Go through the data below and gather each line containing "color".

___ Material provided ___

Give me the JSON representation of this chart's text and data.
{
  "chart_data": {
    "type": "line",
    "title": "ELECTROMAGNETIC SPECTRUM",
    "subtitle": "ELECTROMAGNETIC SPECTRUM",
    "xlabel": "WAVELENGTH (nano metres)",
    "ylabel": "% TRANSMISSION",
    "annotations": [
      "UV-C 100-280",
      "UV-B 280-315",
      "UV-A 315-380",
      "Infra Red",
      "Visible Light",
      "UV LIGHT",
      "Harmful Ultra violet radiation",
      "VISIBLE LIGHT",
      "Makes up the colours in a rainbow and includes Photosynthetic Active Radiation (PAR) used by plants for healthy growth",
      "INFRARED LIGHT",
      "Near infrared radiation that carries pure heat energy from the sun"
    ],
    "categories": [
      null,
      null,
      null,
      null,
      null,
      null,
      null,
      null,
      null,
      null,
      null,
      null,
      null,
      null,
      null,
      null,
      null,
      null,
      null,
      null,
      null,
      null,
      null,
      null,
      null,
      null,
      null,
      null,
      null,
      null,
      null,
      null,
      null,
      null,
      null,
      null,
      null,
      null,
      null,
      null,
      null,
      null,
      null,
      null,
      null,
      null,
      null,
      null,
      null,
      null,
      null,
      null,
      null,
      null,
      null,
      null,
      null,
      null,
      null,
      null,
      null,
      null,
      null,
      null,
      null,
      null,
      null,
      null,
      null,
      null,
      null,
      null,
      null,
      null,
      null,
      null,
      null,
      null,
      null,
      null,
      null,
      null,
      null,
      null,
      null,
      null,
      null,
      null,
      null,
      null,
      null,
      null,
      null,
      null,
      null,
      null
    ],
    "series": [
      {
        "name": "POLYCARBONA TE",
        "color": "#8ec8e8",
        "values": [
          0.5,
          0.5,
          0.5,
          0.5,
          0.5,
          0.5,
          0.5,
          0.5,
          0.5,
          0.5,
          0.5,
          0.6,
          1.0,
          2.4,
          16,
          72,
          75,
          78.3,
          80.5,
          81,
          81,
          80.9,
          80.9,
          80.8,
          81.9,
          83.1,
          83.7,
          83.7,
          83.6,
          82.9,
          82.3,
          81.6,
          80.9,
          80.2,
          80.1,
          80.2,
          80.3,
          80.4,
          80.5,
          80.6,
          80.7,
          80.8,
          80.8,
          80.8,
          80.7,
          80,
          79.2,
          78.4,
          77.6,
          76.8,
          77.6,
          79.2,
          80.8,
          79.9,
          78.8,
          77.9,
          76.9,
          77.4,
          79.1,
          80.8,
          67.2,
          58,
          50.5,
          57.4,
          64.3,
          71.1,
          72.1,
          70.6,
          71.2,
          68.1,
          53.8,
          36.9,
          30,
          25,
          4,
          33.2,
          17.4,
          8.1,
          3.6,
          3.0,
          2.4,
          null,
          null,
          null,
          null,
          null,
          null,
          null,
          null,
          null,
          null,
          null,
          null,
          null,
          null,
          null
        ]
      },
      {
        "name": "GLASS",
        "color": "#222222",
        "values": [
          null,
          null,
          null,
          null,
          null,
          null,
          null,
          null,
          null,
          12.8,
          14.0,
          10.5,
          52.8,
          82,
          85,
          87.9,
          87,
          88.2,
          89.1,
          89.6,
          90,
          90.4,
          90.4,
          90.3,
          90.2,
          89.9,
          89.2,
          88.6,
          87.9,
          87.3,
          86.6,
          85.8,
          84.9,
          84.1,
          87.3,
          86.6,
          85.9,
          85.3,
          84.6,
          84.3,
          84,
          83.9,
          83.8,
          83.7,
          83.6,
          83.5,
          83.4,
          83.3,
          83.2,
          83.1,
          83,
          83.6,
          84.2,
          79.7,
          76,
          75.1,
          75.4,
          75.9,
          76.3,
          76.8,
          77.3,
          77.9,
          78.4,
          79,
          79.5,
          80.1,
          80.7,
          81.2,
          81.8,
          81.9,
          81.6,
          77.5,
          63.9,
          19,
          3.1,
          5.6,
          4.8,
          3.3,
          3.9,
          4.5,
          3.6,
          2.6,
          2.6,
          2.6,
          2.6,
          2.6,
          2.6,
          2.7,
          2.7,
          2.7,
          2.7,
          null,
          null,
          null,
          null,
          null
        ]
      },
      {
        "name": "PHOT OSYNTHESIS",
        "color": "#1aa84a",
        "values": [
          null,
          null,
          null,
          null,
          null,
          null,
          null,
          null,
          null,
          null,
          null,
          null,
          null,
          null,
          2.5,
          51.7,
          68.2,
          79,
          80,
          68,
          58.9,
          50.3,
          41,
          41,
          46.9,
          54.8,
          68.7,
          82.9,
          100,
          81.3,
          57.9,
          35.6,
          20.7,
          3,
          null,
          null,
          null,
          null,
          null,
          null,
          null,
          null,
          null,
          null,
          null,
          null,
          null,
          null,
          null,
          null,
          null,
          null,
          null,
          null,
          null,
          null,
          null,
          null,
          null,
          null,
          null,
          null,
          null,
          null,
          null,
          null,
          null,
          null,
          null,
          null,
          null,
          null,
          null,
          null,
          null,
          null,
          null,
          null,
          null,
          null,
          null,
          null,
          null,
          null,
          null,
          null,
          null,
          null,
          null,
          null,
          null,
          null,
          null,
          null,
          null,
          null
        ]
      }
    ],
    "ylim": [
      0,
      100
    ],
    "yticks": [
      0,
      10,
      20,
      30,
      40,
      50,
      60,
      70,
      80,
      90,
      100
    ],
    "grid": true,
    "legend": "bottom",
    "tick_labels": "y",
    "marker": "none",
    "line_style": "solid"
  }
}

___

**Correct response**
        "color": "#8ec8e8",
        "color": "#222222",
        "color": "#1aa84a",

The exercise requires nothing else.